-- Collected data entries --
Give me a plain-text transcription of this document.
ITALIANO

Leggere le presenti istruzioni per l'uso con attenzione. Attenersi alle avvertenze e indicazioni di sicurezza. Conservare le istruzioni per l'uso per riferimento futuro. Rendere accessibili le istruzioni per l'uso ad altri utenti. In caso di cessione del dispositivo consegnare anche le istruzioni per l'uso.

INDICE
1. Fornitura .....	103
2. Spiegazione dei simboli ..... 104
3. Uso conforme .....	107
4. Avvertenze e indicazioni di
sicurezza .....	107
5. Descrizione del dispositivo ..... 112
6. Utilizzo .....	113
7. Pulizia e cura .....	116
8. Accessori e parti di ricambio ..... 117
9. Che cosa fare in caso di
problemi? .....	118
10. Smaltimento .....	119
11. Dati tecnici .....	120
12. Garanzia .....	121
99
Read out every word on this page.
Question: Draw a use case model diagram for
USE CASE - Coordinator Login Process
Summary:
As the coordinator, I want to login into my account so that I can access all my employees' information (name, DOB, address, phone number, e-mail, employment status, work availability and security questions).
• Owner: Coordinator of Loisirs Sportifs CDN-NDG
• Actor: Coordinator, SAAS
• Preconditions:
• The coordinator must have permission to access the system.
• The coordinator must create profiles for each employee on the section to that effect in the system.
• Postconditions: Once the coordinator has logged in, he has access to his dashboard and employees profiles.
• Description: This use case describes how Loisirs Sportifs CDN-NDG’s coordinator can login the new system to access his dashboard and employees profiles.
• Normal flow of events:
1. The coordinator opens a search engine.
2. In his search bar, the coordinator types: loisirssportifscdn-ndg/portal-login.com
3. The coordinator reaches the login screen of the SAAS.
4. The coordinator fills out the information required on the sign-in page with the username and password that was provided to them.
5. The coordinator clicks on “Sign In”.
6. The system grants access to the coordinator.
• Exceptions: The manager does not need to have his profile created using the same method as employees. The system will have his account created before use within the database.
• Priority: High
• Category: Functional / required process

-- WHAT YOU HAVE TO DO --
Copy out the lines in which the string "information" appears.

-- FINISHED TASK --
As the coordinator, I want to login into my account so that I can access all my employees' information (name, DOB, address, phone number, e-mail, employment status, work availability and security questions).
4. The coordinator fills out the information required on the sign-in page with the username and password that was provided to them.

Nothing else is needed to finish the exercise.